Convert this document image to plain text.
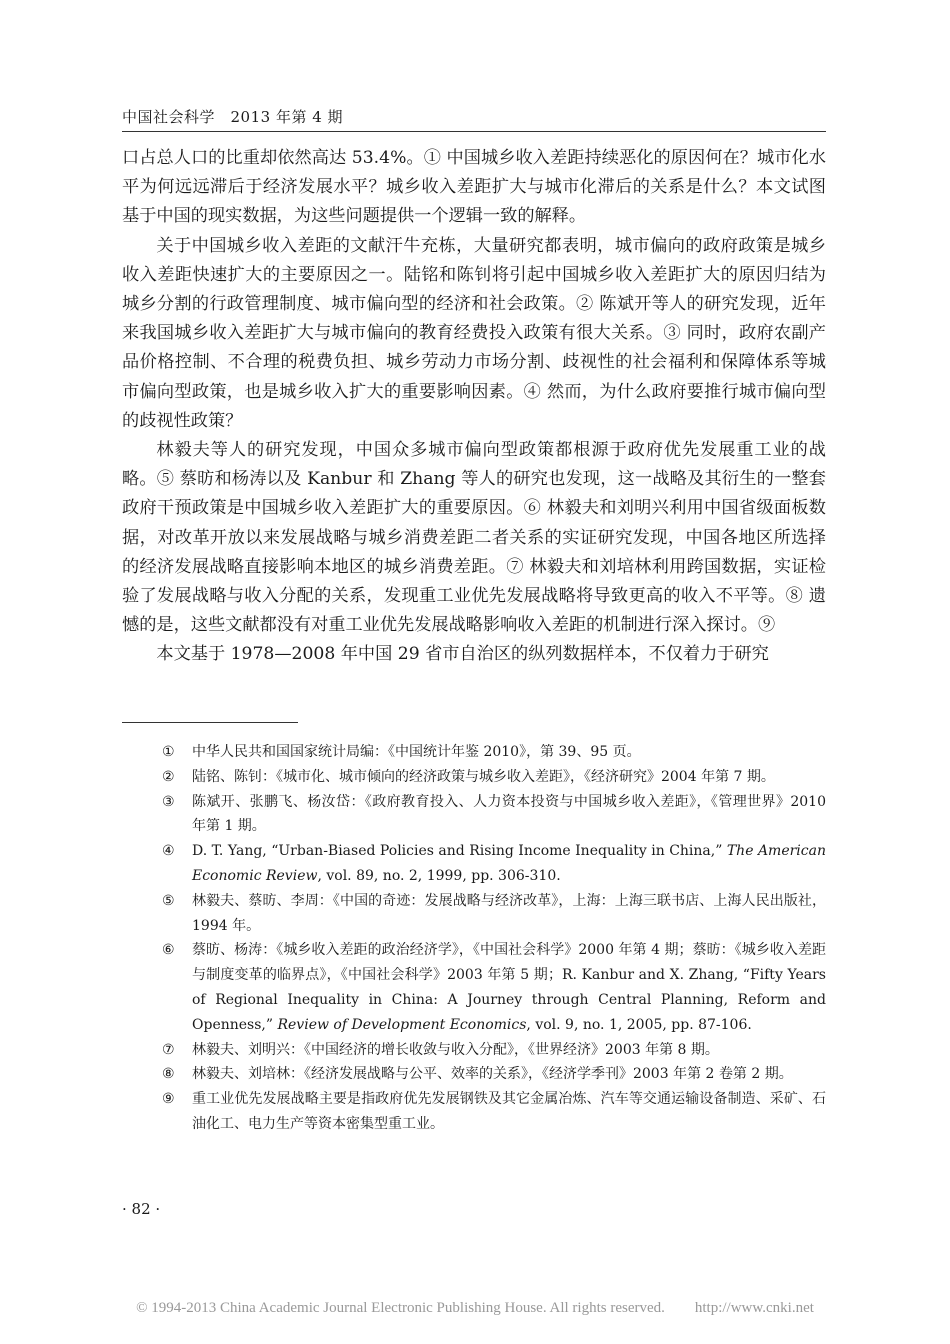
中国社会科学　2013 年第 4 期

口占总人口的比重却依然高达 53.4%。① 中国城乡收入差距持续恶化的原因何在？城市化水平为何远远滞后于经济发展水平？城乡收入差距扩大与城市化滞后的关系是什么？本文试图基于中国的现实数据，为这些问题提供一个逻辑一致的解释。

关于中国城乡收入差距的文献汗牛充栋，大量研究都表明，城市偏向的政府政策是城乡收入差距快速扩大的主要原因之一。陆铭和陈钊将引起中国城乡收入差距扩大的原因归结为城乡分割的行政管理制度、城市偏向型的经济和社会政策。② 陈斌开等人的研究发现，近年来我国城乡收入差距扩大与城市偏向的教育经费投入政策有很大关系。③ 同时，政府农副产品价格控制、不合理的税费负担、城乡劳动力市场分割、歧视性的社会福利和保障体系等城市偏向型政策，也是城乡收入扩大的重要影响因素。④ 然而，为什么政府要推行城市偏向型的歧视性政策？

林毅夫等人的研究发现，中国众多城市偏向型政策都根源于政府优先发展重工业的战略。⑤ 蔡昉和杨涛以及 Kanbur 和 Zhang 等人的研究也发现，这一战略及其衍生的一整套政府干预政策是中国城乡收入差距扩大的重要原因。⑥ 林毅夫和刘明兴利用中国省级面板数据，对改革开放以来发展战略与城乡消费差距二者关系的实证研究发现，中国各地区所选择的经济发展战略直接影响本地区的城乡消费差距。⑦ 林毅夫和刘培林利用跨国数据，实证检验了发展战略与收入分配的关系，发现重工业优先发展战略将导致更高的收入不平等。⑧ 遗憾的是，这些文献都没有对重工业优先发展战略影响收入差距的机制进行深入探讨。⑨

本文基于 1978—2008 年中国 29 省市自治区的纵列数据样本，不仅着力于研究

①	中华人民共和国国家统计局编：《中国统计年鉴 2010》，第 39、95 页。
②	陆铭、陈钊：《城市化、城市倾向的经济政策与城乡收入差距》，《经济研究》2004 年第 7 期。
③	陈斌开、张鹏飞、杨汝岱：《政府教育投入、人力资本投资与中国城乡收入差距》，《管理世界》2010 年第 1 期。
④	D. T. Yang, “Urban-Biased Policies and Rising Income Inequality in China,” The American Economic Review, vol. 89, no. 2, 1999, pp. 306-310.
⑤	林毅夫、蔡昉、李周：《中国的奇迹：发展战略与经济改革》，上海：上海三联书店、上海人民出版社，1994 年。
⑥	蔡昉、杨涛：《城乡收入差距的政治经济学》，《中国社会科学》2000 年第 4 期；蔡昉：《城乡收入差距与制度变革的临界点》，《中国社会科学》2003 年第 5 期；R. Kanbur and X. Zhang, “Fifty Years of Regional Inequality in China: A Journey through Central Planning, Reform and Openness,” Review of Development Economics, vol. 9, no. 1, 2005, pp. 87-106.
⑦	林毅夫、刘明兴：《中国经济的增长收敛与收入分配》，《世界经济》2003 年第 8 期。
⑧	林毅夫、刘培林：《经济发展战略与公平、效率的关系》，《经济学季刊》2003 年第 2 卷第 2 期。
⑨	重工业优先发展战略主要是指政府优先发展钢铁及其它金属冶炼、汽车等交通运输设备制造、采矿、石油化工、电力生产等资本密集型重工业。
· 82 ·
© 1994-2013 China Academic Journal Electronic Publishing House. All rights reserved.　　http://www.cnki.net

________

**Goal of the exercise:**
Without the pictures, return the entries exactly as they appear.

**Result for this exercise:**
Convert this document image to plain text.
中国社会科学　2013 年第 4 期

口占总人口的比重却依然高达 53.4%。① 中国城乡收入差距持续恶化的原因何在？城市化水平为何远远滞后于经济发展水平？城乡收入差距扩大与城市化滞后的关系是什么？本文试图基于中国的现实数据，为这些问题提供一个逻辑一致的解释。

关于中国城乡收入差距的文献汗牛充栋，大量研究都表明，城市偏向的政府政策是城乡收入差距快速扩大的主要原因之一。陆铭和陈钊将引起中国城乡收入差距扩大的原因归结为城乡分割的行政管理制度、城市偏向型的经济和社会政策。② 陈斌开等人的研究发现，近年来我国城乡收入差距扩大与城市偏向的教育经费投入政策有很大关系。③ 同时，政府农副产品价格控制、不合理的税费负担、城乡劳动力市场分割、歧视性的社会福利和保障体系等城市偏向型政策，也是城乡收入扩大的重要影响因素。④ 然而，为什么政府要推行城市偏向型的歧视性政策？

林毅夫等人的研究发现，中国众多城市偏向型政策都根源于政府优先发展重工业的战略。⑤ 蔡昉和杨涛以及 Kanbur 和 Zhang 等人的研究也发现，这一战略及其衍生的一整套政府干预政策是中国城乡收入差距扩大的重要原因。⑥ 林毅夫和刘明兴利用中国省级面板数据，对改革开放以来发展战略与城乡消费差距二者关系的实证研究发现，中国各地区所选择的经济发展战略直接影响本地区的城乡消费差距。⑦ 林毅夫和刘培林利用跨国数据，实证检验了发展战略与收入分配的关系，发现重工业优先发展战略将导致更高的收入不平等。⑧ 遗憾的是，这些文献都没有对重工业优先发展战略影响收入差距的机制进行深入探讨。⑨

本文基于 1978—2008 年中国 29 省市自治区的纵列数据样本，不仅着力于研究

①	中华人民共和国国家统计局编：《中国统计年鉴 2010》，第 39、95 页。
②	陆铭、陈钊：《城市化、城市倾向的经济政策与城乡收入差距》，《经济研究》2004 年第 7 期。
③	陈斌开、张鹏飞、杨汝岱：《政府教育投入、人力资本投资与中国城乡收入差距》，《管理世界》2010 年第 1 期。
④	D. T. Yang, “Urban-Biased Policies and Rising Income Inequality in China,” The American Economic Review, vol. 89, no. 2, 1999, pp. 306-310.
⑤	林毅夫、蔡昉、李周：《中国的奇迹：发展战略与经济改革》，上海：上海三联书店、上海人民出版社，1994 年。
⑥	蔡昉、杨涛：《城乡收入差距的政治经济学》，《中国社会科学》2000 年第 4 期；蔡昉：《城乡收入差距与制度变革的临界点》，《中国社会科学》2003 年第 5 期；R. Kanbur and X. Zhang, “Fifty Years of Regional Inequality in China: A Journey through Central Planning, Reform and Openness,” Review of Development Economics, vol. 9, no. 1, 2005, pp. 87-106.
⑦	林毅夫、刘明兴：《中国经济的增长收敛与收入分配》，《世界经济》2003 年第 8 期。
⑧	林毅夫、刘培林：《经济发展战略与公平、效率的关系》，《经济学季刊》2003 年第 2 卷第 2 期。
⑨	重工业优先发展战略主要是指政府优先发展钢铁及其它金属冶炼、汽车等交通运输设备制造、采矿、石油化工、电力生产等资本密集型重工业。
· 82 ·
© 1994-2013 China Academic Journal Electronic Publishing House. All rights reserved.　　http://www.cnki.net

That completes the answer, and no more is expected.